Extract the lines that hold the string "Critical".

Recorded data
## start

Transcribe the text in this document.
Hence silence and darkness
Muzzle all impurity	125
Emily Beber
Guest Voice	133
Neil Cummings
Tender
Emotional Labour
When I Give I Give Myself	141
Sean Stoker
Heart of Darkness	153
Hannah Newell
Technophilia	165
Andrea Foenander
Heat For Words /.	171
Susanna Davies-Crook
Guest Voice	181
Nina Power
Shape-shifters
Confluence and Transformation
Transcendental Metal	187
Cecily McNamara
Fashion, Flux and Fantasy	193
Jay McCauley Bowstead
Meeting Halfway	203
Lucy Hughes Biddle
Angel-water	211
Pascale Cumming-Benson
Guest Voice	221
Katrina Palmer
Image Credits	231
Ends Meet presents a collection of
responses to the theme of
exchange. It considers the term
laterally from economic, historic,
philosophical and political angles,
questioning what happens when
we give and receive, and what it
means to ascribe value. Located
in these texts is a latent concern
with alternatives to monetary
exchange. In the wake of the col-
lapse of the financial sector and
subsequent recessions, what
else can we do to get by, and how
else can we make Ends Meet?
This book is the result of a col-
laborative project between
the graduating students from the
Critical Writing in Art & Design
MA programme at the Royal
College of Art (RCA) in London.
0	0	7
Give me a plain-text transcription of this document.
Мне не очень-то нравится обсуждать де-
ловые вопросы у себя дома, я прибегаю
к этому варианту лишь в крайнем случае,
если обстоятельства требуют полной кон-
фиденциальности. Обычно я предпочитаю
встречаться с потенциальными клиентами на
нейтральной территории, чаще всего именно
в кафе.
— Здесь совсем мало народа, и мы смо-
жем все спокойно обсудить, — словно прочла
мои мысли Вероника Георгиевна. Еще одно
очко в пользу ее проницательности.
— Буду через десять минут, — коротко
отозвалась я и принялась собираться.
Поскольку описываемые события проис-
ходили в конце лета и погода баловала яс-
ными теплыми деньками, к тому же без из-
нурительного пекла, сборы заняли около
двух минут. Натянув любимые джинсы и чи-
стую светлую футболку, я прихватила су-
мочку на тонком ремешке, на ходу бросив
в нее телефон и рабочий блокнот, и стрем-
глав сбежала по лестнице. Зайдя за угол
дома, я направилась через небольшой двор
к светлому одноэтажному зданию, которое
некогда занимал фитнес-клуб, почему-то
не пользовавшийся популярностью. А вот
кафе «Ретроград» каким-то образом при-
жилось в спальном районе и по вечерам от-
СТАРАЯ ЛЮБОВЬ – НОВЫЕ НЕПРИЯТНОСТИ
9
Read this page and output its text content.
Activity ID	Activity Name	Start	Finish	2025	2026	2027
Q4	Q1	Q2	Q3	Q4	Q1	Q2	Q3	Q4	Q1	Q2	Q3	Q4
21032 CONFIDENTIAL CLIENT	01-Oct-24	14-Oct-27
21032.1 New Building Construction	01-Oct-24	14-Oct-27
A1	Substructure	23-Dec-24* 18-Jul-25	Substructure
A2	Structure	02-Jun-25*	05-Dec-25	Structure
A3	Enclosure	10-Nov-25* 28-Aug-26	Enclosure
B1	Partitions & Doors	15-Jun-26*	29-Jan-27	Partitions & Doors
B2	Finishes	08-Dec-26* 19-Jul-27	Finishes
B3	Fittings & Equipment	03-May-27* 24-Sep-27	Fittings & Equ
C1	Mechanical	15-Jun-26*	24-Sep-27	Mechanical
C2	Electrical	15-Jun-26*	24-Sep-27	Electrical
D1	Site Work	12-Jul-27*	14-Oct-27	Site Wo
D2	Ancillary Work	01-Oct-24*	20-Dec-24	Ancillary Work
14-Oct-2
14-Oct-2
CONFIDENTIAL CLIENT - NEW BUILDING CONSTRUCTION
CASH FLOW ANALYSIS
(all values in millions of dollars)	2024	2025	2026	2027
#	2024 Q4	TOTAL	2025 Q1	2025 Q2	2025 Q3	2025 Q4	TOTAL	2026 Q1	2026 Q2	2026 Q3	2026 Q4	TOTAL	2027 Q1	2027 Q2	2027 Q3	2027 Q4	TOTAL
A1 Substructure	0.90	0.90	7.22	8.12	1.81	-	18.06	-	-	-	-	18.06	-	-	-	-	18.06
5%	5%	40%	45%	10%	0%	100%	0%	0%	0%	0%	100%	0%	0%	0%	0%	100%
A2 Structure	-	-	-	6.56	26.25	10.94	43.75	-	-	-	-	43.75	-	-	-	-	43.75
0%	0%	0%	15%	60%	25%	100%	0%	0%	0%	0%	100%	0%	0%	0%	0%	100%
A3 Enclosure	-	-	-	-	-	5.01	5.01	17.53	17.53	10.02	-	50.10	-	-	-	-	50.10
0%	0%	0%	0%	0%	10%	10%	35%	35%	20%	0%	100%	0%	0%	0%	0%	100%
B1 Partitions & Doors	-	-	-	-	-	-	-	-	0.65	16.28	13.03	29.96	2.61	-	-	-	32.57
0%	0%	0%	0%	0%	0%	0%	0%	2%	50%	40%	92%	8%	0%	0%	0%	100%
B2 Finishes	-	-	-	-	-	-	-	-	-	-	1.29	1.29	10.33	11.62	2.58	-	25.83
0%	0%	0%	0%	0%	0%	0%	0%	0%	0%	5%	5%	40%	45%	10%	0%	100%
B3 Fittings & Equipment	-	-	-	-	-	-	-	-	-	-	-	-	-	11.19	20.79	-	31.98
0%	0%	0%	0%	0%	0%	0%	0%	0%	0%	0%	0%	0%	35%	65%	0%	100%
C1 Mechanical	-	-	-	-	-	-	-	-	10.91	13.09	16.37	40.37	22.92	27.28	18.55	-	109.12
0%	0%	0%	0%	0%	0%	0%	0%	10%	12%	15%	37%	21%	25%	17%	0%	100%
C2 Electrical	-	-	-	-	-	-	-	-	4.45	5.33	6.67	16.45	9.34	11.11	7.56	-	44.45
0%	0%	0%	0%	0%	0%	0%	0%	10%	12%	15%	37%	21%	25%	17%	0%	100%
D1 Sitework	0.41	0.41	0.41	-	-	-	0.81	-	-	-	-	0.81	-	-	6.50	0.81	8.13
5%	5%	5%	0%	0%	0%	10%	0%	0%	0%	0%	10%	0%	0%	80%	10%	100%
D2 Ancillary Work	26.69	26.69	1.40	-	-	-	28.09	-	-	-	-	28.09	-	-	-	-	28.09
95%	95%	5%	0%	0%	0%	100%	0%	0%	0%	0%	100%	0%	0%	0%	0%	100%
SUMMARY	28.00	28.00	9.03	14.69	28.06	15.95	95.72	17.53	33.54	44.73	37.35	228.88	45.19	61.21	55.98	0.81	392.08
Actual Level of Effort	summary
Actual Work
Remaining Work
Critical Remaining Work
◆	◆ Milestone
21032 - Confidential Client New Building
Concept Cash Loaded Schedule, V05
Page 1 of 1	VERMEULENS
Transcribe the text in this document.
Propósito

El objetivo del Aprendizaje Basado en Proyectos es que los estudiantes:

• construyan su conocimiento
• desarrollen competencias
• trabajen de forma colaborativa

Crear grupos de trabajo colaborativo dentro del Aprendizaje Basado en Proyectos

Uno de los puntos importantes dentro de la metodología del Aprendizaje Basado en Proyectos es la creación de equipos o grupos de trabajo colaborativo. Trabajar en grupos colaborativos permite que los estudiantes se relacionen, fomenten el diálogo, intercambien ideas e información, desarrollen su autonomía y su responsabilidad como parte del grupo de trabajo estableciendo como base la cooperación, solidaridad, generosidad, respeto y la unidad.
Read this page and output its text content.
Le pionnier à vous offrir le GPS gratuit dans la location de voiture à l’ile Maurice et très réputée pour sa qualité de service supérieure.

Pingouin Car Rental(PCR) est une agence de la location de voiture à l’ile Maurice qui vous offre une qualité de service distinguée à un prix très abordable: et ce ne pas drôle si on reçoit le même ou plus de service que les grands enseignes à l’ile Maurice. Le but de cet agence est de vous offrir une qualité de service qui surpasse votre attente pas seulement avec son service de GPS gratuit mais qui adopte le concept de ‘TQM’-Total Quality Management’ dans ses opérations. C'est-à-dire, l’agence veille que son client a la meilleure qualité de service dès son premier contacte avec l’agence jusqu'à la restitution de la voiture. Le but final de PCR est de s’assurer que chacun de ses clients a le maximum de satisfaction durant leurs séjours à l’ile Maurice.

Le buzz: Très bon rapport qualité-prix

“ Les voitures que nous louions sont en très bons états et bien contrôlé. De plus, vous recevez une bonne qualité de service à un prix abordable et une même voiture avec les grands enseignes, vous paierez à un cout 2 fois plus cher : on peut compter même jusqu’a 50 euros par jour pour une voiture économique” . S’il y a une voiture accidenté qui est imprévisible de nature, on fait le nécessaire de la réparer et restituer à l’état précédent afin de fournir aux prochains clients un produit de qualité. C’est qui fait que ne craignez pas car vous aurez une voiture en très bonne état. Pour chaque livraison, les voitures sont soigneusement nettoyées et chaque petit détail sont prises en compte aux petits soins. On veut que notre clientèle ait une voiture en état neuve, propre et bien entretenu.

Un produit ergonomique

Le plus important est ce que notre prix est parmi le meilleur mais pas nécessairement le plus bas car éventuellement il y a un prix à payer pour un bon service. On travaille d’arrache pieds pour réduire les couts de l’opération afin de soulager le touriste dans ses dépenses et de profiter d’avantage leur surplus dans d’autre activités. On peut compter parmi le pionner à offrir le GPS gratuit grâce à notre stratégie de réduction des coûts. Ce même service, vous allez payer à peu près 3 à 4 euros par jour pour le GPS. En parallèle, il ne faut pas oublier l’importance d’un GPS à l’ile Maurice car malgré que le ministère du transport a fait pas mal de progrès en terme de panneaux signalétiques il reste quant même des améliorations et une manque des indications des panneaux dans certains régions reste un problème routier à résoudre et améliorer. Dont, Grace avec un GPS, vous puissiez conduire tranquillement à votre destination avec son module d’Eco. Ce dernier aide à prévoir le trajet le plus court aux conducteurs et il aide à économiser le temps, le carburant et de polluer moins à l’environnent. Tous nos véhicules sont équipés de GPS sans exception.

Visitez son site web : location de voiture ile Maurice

## end

Reply to the task
Critical Writing in Art & Design
Critical Remaining Work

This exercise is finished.